§ EXERCISE BRIEF:
State the number of lines with the string "Year" in them, and nothing else.

--- AVAILABLE RECORDS ---

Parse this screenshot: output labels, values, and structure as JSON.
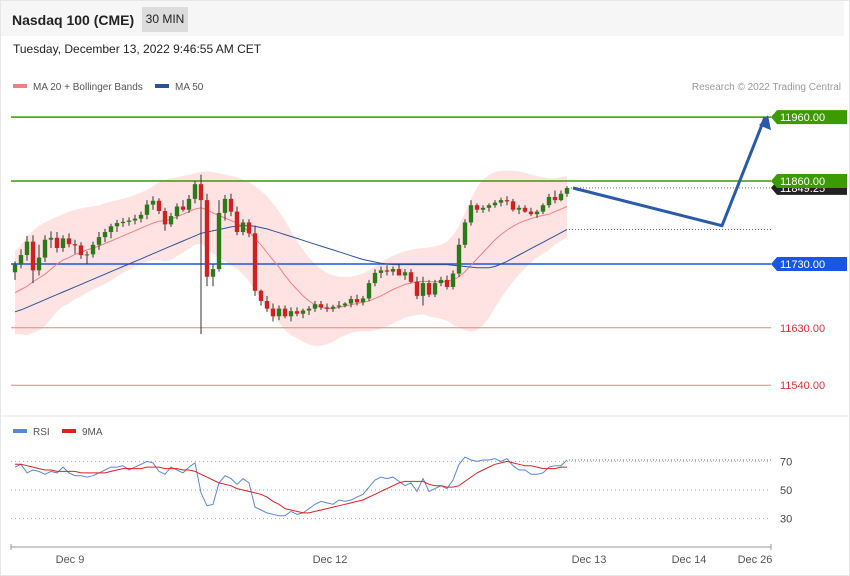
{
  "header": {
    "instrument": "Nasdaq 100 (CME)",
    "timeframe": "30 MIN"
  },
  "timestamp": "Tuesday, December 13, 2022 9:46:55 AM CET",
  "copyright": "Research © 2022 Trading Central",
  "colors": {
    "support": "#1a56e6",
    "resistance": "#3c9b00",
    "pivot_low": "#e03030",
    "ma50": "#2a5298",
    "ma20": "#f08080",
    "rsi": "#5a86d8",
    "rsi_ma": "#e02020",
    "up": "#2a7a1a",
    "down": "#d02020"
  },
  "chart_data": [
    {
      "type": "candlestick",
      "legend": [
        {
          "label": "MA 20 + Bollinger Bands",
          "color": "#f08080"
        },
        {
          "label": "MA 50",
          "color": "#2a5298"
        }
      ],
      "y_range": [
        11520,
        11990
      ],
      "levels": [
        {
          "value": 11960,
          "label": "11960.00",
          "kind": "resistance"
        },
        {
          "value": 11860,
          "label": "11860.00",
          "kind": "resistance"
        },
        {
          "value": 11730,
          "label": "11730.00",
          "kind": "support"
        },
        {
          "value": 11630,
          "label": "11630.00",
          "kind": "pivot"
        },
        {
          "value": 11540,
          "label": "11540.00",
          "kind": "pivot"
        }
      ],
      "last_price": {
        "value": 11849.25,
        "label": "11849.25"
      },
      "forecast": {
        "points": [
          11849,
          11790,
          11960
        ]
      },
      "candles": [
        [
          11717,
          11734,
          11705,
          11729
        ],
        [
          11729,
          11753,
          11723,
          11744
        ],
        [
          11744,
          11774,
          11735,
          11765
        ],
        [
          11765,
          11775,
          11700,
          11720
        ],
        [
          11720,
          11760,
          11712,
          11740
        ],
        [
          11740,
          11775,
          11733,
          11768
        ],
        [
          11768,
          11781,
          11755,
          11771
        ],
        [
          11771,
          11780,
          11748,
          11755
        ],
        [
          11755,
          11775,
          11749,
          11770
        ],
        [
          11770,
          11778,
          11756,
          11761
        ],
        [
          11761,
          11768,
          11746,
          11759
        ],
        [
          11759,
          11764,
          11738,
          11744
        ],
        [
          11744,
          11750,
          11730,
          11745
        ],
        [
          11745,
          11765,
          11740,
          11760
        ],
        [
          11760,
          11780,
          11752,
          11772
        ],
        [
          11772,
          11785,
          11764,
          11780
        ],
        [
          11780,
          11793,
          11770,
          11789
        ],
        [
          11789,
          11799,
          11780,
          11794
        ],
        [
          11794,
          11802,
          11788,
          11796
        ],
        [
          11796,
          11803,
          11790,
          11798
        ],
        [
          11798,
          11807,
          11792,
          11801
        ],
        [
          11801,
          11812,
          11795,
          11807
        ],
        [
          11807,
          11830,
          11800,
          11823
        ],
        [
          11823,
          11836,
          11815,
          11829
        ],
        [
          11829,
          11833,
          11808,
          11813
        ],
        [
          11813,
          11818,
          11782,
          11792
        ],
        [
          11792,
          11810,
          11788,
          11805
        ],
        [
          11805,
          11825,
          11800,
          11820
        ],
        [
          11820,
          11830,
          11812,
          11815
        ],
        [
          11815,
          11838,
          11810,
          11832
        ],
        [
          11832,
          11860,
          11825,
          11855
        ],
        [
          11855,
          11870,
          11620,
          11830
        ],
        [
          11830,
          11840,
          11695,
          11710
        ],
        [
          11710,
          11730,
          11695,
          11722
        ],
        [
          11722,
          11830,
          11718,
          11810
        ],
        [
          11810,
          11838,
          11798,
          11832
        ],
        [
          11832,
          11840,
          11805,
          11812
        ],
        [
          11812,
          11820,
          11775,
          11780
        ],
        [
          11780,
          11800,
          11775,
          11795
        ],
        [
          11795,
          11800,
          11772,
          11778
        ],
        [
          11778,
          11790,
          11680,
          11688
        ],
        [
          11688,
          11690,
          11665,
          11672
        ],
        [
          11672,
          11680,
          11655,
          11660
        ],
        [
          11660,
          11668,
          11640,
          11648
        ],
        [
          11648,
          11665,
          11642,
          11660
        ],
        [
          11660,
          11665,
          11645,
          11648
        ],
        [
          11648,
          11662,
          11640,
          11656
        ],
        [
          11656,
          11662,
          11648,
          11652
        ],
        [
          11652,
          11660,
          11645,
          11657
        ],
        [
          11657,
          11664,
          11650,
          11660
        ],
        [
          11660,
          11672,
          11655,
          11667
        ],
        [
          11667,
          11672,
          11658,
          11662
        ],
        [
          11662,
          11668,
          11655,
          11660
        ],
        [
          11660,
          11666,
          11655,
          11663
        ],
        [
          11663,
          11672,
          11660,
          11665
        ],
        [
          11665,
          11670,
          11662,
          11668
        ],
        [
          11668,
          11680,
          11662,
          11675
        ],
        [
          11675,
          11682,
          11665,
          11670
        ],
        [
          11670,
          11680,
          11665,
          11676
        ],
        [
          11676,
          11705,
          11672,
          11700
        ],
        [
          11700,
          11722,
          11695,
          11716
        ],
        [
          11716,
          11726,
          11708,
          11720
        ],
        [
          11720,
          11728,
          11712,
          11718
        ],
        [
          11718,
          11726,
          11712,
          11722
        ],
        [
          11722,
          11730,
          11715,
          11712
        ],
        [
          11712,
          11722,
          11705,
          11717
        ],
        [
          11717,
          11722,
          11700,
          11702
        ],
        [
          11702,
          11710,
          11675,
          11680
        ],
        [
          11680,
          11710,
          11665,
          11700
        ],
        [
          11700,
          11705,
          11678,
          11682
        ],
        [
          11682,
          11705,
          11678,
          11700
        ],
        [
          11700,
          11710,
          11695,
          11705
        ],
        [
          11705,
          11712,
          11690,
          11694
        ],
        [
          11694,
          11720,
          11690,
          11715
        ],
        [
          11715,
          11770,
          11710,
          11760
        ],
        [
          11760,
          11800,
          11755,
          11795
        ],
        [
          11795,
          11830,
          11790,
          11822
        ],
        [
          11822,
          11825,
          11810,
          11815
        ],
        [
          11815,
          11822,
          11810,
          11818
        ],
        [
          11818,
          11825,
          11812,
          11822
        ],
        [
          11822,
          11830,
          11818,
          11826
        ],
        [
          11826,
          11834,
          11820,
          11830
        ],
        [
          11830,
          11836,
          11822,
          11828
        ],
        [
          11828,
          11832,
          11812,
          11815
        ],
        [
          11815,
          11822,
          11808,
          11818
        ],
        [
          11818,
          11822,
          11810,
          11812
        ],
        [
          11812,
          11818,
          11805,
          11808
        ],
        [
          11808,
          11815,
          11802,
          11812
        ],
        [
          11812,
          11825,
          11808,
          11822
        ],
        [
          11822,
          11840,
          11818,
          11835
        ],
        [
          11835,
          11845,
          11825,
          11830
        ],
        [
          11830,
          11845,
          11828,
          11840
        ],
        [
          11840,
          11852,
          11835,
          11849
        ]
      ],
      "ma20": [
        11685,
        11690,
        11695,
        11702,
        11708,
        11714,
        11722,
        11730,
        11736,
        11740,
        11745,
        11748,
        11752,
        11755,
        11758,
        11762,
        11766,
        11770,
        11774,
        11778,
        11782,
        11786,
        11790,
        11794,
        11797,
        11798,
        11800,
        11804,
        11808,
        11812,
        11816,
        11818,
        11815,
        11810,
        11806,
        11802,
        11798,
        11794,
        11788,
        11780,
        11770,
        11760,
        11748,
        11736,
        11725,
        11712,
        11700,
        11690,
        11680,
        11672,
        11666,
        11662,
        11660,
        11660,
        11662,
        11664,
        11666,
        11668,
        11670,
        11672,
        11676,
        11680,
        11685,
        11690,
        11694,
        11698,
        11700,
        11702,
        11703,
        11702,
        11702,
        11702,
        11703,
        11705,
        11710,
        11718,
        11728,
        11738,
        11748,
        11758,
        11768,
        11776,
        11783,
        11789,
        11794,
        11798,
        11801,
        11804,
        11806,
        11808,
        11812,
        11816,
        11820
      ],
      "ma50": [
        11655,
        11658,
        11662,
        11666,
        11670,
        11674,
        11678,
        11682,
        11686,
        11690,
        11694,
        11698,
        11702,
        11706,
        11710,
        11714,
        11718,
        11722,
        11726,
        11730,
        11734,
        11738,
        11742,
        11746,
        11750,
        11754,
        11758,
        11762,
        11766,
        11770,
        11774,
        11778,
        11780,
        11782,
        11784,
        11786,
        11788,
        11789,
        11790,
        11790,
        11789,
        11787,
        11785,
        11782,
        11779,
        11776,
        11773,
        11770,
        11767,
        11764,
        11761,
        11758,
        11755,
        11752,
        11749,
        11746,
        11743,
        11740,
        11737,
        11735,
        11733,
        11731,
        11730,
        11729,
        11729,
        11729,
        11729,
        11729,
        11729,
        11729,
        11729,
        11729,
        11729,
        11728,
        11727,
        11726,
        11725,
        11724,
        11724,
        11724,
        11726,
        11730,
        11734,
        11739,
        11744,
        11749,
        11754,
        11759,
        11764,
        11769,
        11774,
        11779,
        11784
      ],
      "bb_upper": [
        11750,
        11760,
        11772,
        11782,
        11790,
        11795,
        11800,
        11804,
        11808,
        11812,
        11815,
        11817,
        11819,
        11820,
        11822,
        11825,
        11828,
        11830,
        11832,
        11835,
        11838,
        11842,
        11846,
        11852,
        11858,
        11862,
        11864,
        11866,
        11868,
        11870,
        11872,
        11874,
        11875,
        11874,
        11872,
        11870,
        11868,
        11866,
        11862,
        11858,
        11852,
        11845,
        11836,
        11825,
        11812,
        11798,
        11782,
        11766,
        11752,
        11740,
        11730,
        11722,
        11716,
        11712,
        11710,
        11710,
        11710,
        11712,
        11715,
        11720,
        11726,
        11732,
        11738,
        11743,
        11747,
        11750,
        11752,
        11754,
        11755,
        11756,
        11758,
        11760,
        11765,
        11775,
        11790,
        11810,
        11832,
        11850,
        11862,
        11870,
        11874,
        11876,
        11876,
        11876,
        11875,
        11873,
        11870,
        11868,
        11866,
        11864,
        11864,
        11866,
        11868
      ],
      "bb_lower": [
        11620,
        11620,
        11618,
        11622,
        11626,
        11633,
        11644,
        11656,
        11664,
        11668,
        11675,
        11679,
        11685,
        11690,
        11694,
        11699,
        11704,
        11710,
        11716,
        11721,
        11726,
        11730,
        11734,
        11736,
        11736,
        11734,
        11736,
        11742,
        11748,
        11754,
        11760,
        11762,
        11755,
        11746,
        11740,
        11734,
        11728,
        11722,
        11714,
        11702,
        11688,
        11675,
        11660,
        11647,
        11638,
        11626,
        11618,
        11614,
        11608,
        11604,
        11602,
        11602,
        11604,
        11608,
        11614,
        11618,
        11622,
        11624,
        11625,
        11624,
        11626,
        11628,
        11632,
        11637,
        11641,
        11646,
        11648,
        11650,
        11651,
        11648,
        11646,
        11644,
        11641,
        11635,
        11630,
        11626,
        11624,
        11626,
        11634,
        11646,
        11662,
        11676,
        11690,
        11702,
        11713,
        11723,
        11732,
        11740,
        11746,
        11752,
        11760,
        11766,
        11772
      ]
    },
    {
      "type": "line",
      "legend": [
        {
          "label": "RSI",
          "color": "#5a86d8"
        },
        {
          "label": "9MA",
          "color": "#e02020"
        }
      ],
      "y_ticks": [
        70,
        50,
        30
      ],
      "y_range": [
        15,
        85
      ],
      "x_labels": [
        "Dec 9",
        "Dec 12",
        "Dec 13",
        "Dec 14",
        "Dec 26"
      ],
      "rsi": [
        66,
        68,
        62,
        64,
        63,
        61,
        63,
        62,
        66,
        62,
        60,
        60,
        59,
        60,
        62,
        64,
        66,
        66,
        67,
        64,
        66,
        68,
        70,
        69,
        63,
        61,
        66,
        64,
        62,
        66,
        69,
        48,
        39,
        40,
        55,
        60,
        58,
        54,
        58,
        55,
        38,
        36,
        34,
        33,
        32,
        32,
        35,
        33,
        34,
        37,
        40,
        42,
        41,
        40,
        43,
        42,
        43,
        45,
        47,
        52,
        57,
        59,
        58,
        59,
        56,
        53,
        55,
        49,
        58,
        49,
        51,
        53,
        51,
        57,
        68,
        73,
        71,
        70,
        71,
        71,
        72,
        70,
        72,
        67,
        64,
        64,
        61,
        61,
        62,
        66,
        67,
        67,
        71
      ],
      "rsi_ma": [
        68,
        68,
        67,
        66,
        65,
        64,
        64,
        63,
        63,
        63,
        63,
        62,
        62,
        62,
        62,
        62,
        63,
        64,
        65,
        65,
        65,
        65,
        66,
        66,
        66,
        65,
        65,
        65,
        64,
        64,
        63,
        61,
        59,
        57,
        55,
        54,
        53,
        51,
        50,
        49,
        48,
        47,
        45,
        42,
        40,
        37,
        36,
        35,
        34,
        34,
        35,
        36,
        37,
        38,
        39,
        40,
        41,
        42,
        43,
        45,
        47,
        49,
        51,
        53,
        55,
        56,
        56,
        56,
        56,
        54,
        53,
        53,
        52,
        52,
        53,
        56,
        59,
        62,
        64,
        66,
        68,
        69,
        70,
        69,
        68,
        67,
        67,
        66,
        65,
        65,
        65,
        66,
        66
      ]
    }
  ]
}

---
--- AVAILABLE RECORDS ---

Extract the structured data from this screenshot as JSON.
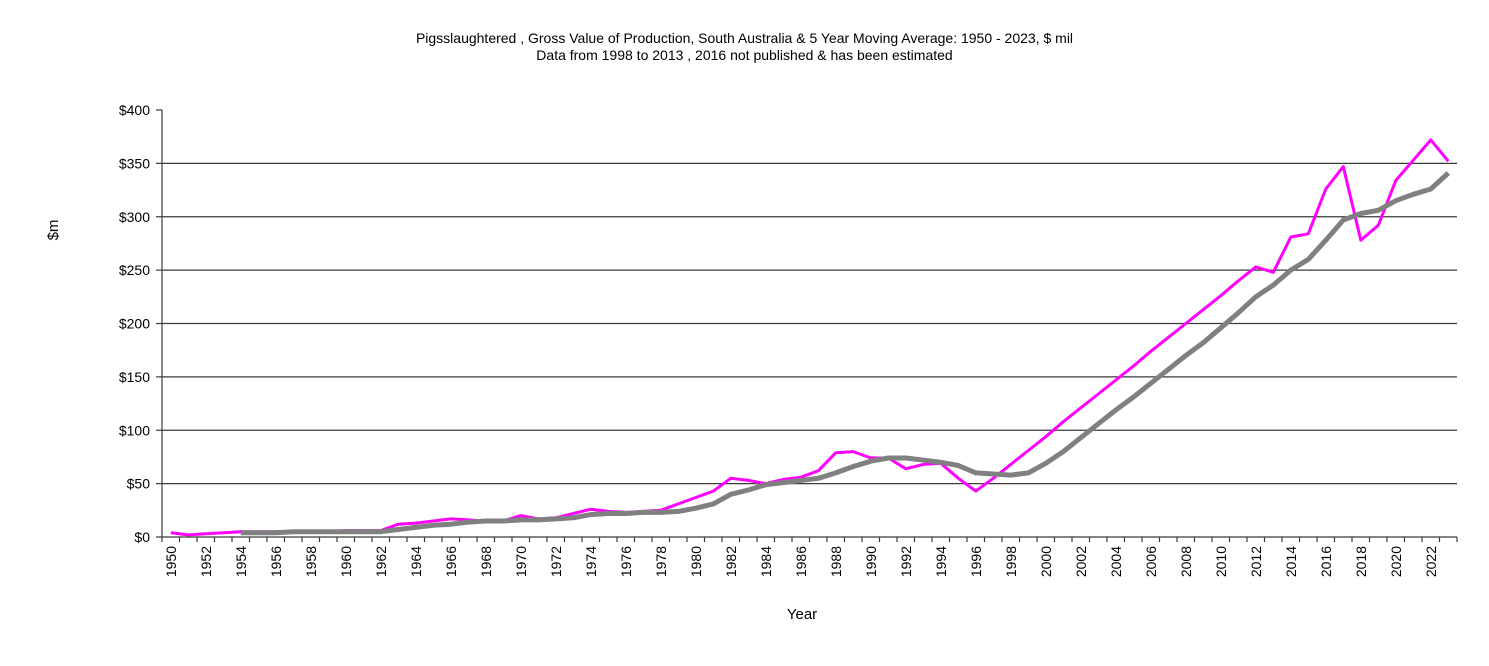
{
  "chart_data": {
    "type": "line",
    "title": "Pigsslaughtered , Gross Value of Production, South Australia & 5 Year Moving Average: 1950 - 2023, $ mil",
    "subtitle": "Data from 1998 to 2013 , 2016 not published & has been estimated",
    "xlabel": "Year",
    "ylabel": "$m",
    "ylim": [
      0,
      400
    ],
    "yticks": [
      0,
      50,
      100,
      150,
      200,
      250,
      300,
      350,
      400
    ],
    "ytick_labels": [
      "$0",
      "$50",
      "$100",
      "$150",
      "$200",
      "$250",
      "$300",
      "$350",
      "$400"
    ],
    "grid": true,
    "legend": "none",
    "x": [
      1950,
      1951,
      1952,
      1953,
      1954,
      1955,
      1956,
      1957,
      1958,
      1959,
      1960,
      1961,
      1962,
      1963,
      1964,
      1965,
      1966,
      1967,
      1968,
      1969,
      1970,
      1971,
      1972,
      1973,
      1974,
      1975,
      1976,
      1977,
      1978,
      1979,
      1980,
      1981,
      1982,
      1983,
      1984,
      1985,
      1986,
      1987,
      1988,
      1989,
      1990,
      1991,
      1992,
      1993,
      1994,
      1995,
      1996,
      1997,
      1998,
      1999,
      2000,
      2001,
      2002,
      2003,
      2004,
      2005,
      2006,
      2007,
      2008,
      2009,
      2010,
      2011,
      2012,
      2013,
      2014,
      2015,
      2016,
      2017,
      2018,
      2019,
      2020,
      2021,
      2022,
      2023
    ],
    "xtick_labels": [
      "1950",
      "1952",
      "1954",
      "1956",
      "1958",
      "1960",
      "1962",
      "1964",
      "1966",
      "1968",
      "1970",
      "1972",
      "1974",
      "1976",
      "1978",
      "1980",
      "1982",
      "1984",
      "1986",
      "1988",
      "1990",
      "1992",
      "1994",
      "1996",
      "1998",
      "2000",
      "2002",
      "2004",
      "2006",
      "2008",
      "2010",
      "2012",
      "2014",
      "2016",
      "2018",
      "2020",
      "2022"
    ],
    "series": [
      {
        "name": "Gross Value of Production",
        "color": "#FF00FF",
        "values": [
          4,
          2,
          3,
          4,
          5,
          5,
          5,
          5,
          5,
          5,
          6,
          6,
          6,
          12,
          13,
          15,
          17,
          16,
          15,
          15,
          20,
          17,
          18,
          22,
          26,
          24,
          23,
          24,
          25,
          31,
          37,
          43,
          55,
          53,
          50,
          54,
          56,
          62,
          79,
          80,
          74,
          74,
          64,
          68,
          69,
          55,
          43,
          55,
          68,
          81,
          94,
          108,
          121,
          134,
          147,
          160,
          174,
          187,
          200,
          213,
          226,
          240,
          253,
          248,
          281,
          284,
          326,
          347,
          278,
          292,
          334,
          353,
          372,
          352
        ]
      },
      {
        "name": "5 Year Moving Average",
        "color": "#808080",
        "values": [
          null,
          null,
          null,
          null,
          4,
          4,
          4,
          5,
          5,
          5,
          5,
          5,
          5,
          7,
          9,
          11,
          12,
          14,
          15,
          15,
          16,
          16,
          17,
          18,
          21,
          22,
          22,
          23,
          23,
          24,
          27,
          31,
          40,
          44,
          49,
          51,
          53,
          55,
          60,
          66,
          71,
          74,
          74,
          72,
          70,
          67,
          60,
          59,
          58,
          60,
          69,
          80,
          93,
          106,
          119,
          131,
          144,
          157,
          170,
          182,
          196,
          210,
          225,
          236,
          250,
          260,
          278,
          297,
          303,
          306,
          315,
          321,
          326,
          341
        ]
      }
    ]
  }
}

---

§ WORKED SOLUTION:
3